Write out the full set of records below exactly.
===============
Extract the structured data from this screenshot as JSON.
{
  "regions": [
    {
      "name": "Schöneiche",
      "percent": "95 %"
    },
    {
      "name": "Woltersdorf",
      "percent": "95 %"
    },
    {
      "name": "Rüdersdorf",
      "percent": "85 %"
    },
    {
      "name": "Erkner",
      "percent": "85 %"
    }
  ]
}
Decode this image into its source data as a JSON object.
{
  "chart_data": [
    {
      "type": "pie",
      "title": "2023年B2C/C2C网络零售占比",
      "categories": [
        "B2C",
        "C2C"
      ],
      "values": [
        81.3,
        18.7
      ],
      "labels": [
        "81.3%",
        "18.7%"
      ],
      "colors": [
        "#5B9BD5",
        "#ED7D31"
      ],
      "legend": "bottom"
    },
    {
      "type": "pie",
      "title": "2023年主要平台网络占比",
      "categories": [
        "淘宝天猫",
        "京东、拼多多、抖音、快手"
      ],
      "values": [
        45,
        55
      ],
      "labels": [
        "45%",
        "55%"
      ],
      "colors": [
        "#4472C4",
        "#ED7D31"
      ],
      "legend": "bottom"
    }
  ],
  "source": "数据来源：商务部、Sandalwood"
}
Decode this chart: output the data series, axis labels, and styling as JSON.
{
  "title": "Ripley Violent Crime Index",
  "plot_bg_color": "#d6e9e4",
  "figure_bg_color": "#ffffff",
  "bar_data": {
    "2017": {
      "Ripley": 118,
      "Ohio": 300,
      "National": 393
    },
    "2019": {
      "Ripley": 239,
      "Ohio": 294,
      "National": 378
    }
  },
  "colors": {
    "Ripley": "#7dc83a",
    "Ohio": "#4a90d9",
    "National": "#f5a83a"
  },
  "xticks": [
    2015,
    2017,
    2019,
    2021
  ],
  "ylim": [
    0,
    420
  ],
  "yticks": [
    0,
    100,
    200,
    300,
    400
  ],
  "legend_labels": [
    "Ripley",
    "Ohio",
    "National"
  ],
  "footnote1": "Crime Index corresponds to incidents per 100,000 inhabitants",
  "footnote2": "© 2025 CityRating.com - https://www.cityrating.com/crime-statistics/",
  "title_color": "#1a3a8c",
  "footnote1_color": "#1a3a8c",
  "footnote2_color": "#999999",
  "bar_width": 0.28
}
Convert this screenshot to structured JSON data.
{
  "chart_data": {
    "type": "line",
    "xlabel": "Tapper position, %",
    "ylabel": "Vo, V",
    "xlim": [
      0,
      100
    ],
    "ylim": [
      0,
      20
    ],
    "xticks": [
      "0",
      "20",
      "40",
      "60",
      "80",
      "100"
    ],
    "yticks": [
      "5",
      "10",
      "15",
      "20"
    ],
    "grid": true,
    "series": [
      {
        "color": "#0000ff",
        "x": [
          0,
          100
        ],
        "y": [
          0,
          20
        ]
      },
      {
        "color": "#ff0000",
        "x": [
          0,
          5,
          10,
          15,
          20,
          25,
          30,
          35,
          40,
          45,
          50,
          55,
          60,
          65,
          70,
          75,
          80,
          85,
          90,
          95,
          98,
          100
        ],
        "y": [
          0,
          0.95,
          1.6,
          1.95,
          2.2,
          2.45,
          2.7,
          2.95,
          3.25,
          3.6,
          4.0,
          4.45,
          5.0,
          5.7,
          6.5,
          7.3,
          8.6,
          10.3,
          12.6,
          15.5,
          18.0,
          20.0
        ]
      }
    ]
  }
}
===============
▶ **WRITTEN SOLUTION**:
Extract the structured data from this screenshot as JSON.
{
  "regions": [
    {
      "name": "Schöneiche",
      "percent": "95 %"
    },
    {
      "name": "Woltersdorf",
      "percent": "95 %"
    },
    {
      "name": "Rüdersdorf",
      "percent": "85 %"
    },
    {
      "name": "Erkner",
      "percent": "85 %"
    }
  ]
}
Decode this image into its source data as a JSON object.
{
  "chart_data": [
    {
      "type": "pie",
      "title": "2023年B2C/C2C网络零售占比",
      "categories": [
        "B2C",
        "C2C"
      ],
      "values": [
        81.3,
        18.7
      ],
      "labels": [
        "81.3%",
        "18.7%"
      ],
      "colors": [
        "#5B9BD5",
        "#ED7D31"
      ],
      "legend": "bottom"
    },
    {
      "type": "pie",
      "title": "2023年主要平台网络占比",
      "categories": [
        "淘宝天猫",
        "京东、拼多多、抖音、快手"
      ],
      "values": [
        45,
        55
      ],
      "labels": [
        "45%",
        "55%"
      ],
      "colors": [
        "#4472C4",
        "#ED7D31"
      ],
      "legend": "bottom"
    }
  ],
  "source": "数据来源：商务部、Sandalwood"
}
Decode this chart: output the data series, axis labels, and styling as JSON.
{
  "title": "Ripley Violent Crime Index",
  "plot_bg_color": "#d6e9e4",
  "figure_bg_color": "#ffffff",
  "bar_data": {
    "2017": {
      "Ripley": 118,
      "Ohio": 300,
      "National": 393
    },
    "2019": {
      "Ripley": 239,
      "Ohio": 294,
      "National": 378
    }
  },
  "colors": {
    "Ripley": "#7dc83a",
    "Ohio": "#4a90d9",
    "National": "#f5a83a"
  },
  "xticks": [
    2015,
    2017,
    2019,
    2021
  ],
  "ylim": [
    0,
    420
  ],
  "yticks": [
    0,
    100,
    200,
    300,
    400
  ],
  "legend_labels": [
    "Ripley",
    "Ohio",
    "National"
  ],
  "footnote1": "Crime Index corresponds to incidents per 100,000 inhabitants",
  "footnote2": "© 2025 CityRating.com - https://www.cityrating.com/crime-statistics/",
  "title_color": "#1a3a8c",
  "footnote1_color": "#1a3a8c",
  "footnote2_color": "#999999",
  "bar_width": 0.28
}
Convert this screenshot to structured JSON data.
{
  "chart_data": {
    "type": "line",
    "xlabel": "Tapper position, %",
    "ylabel": "Vo, V",
    "xlim": [
      0,
      100
    ],
    "ylim": [
      0,
      20
    ],
    "xticks": [
      "0",
      "20",
      "40",
      "60",
      "80",
      "100"
    ],
    "yticks": [
      "5",
      "10",
      "15",
      "20"
    ],
    "grid": true,
    "series": [
      {
        "color": "#0000ff",
        "x": [
          0,
          100
        ],
        "y": [
          0,
          20
        ]
      },
      {
        "color": "#ff0000",
        "x": [
          0,
          5,
          10,
          15,
          20,
          25,
          30,
          35,
          40,
          45,
          50,
          55,
          60,
          65,
          70,
          75,
          80,
          85,
          90,
          95,
          98,
          100
        ],
        "y": [
          0,
          0.95,
          1.6,
          1.95,
          2.2,
          2.45,
          2.7,
          2.95,
          3.25,
          3.6,
          4.0,
          4.45,
          5.0,
          5.7,
          6.5,
          7.3,
          8.6,
          10.3,
          12.6,
          15.5,
          18.0,
          20.0
        ]
      }
    ]
  }
}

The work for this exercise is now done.